*Task directions:* State how many rows below contain the string "body", matching case exactly. Reply with the number alone.

*Record excerpts:*
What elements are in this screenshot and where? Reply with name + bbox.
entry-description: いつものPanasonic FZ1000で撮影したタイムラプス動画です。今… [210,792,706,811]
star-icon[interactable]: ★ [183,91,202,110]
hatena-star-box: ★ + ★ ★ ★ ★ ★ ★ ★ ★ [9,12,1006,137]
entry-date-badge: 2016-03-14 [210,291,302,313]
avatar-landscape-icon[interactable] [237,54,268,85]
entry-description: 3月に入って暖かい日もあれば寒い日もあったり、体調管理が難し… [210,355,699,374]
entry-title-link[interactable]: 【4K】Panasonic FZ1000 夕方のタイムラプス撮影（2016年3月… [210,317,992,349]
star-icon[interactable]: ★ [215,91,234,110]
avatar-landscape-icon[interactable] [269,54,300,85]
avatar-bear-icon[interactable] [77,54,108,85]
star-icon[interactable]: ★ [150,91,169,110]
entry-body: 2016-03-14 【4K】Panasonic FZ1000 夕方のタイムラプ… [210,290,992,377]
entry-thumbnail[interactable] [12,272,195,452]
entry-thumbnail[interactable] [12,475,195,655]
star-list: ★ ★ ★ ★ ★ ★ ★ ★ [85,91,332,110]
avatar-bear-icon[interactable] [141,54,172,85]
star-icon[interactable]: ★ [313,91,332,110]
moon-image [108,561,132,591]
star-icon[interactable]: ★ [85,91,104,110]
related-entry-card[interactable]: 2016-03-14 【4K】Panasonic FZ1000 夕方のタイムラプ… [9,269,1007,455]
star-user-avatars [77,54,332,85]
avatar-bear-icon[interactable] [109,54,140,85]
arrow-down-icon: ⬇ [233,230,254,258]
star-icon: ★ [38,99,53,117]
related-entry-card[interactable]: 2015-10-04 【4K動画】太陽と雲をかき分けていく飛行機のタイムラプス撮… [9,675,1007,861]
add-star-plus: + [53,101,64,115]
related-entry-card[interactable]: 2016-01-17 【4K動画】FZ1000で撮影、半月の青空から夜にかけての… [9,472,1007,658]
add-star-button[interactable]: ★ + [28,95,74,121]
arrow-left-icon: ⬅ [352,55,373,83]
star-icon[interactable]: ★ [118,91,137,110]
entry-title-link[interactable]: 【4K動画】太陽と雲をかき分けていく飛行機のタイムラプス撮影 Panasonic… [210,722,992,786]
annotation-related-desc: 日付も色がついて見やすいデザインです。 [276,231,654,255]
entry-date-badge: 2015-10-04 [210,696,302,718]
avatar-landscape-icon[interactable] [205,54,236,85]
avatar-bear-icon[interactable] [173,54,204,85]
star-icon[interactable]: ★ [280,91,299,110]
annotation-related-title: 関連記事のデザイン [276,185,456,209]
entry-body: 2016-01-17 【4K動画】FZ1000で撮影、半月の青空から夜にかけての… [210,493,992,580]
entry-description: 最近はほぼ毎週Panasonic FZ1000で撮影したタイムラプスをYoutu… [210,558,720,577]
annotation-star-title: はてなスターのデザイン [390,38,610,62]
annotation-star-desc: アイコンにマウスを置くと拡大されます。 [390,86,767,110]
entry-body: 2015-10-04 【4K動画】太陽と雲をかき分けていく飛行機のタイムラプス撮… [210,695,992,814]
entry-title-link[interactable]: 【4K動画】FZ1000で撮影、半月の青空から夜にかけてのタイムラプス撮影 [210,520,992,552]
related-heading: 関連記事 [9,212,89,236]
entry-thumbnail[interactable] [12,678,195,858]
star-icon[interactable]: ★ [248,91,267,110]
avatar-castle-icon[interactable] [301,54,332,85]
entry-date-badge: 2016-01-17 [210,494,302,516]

*Task result:* 3